> **WHAT TO PRODUCE**:
Scan the listing and work out how many lines contain the word "tongjoy". Nothing but the number should be given.

[start SUPPLIED MATERIAL]

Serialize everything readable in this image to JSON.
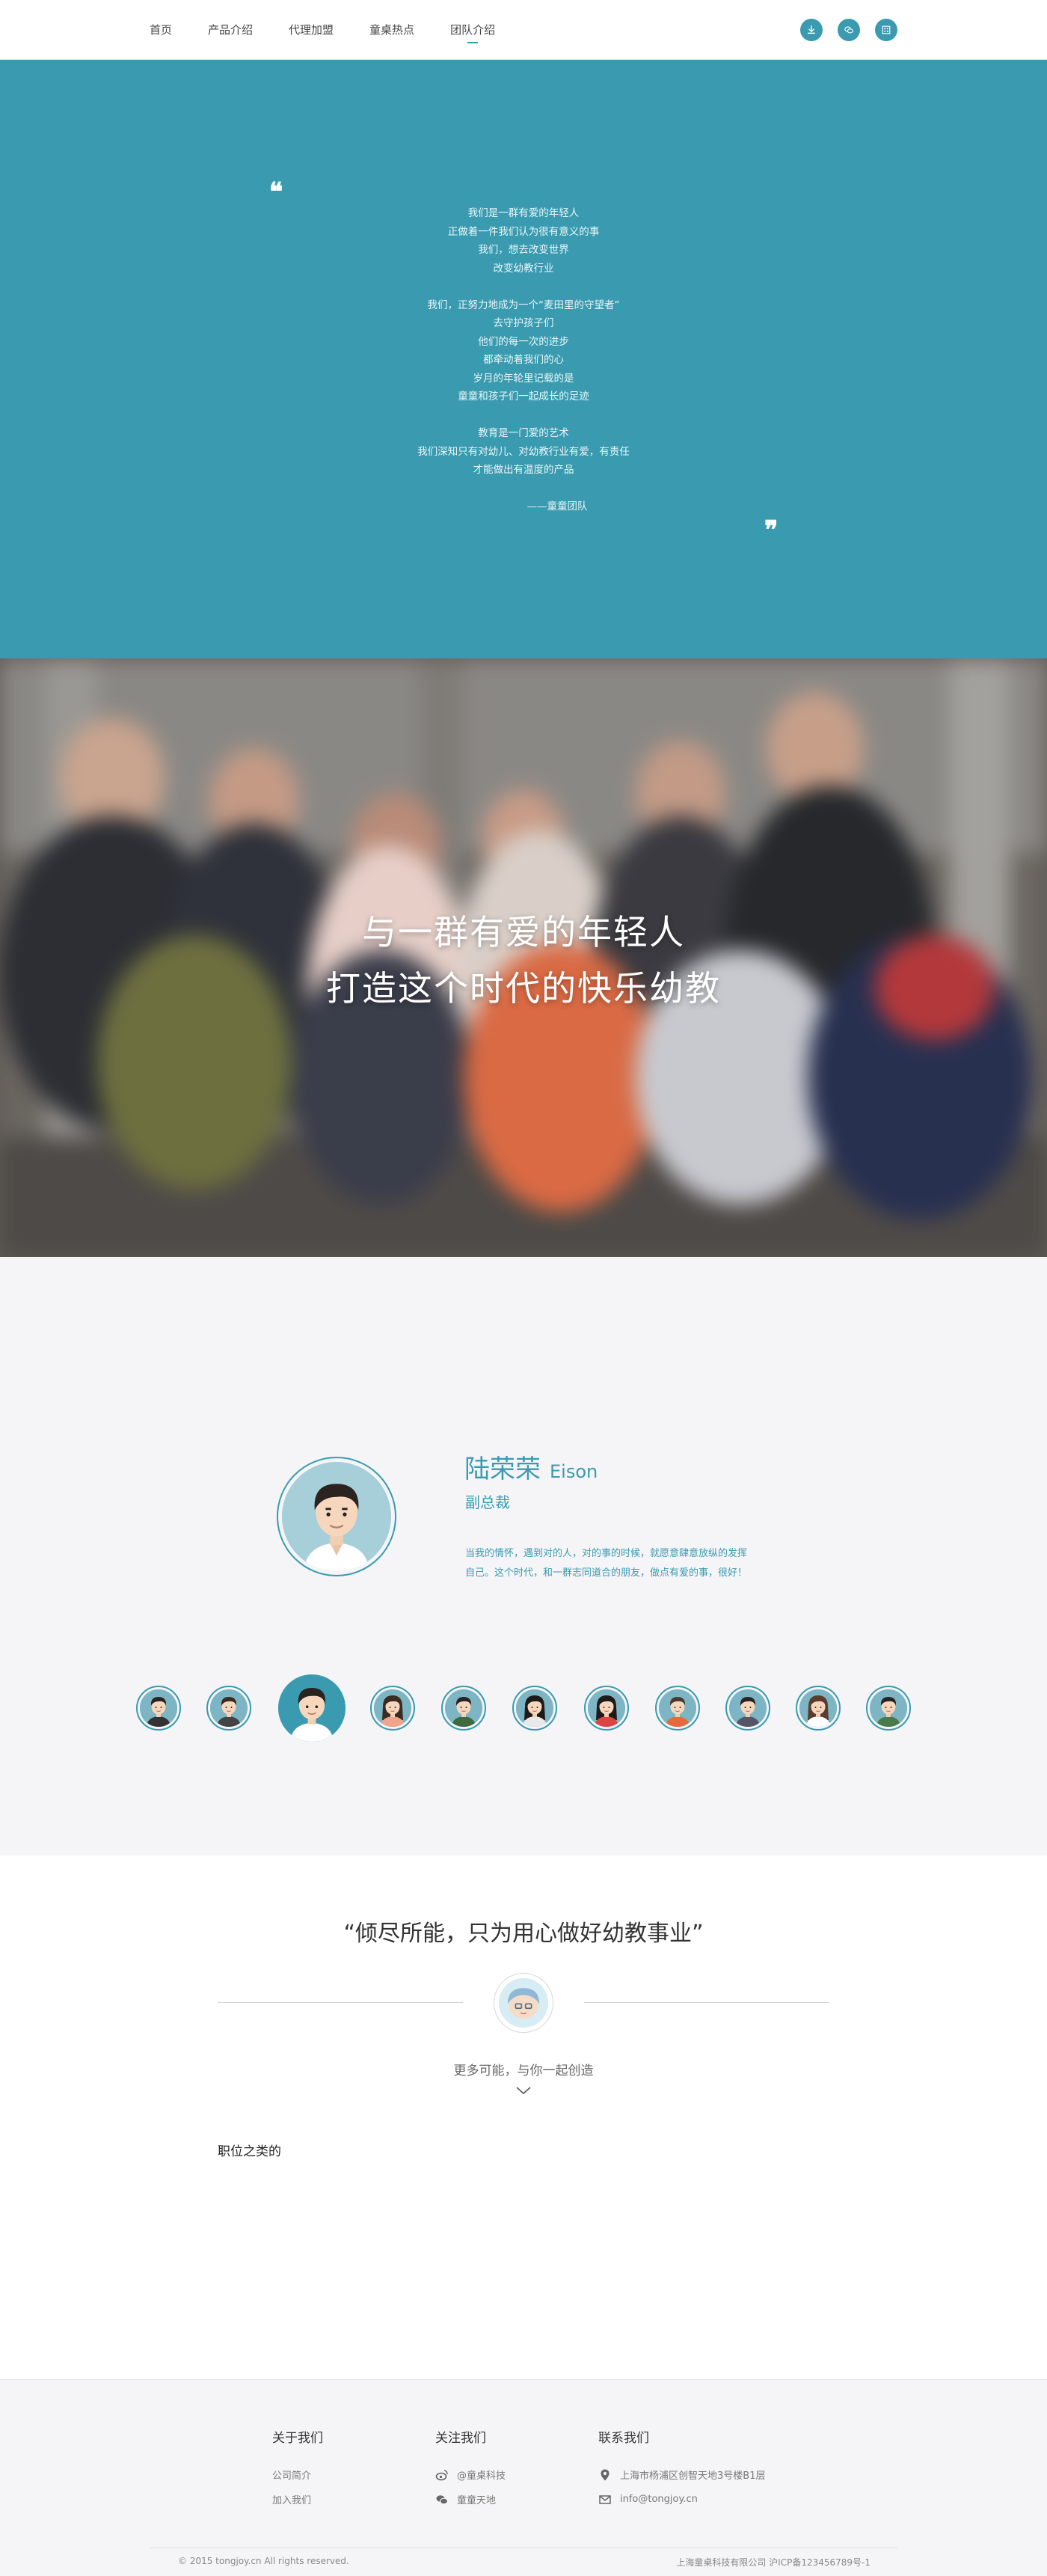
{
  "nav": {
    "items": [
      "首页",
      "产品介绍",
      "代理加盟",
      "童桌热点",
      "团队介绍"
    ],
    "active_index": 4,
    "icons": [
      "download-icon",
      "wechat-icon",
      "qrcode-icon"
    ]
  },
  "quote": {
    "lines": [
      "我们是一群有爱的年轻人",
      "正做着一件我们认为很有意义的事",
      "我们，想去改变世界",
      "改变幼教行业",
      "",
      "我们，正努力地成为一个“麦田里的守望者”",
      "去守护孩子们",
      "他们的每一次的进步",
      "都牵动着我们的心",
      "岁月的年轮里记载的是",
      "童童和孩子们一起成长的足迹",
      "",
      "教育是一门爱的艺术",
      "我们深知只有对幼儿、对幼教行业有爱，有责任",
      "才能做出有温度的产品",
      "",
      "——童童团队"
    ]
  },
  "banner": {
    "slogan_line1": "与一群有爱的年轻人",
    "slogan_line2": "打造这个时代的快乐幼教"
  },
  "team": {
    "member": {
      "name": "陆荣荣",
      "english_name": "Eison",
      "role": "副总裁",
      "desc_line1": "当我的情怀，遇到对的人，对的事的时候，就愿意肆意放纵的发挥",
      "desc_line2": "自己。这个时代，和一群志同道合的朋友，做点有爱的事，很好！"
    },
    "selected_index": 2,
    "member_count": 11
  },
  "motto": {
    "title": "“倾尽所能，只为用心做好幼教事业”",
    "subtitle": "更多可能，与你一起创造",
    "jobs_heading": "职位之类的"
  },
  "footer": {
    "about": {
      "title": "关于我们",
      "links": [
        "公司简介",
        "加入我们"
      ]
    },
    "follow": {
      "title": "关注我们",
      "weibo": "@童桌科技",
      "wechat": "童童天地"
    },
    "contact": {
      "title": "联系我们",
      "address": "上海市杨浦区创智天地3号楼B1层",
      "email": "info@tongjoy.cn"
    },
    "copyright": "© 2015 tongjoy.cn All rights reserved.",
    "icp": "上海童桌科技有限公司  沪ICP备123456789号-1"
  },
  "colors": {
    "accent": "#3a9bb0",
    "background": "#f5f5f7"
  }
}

[end SUPPLIED MATERIAL]

> **WRITTEN ANSWER**:
2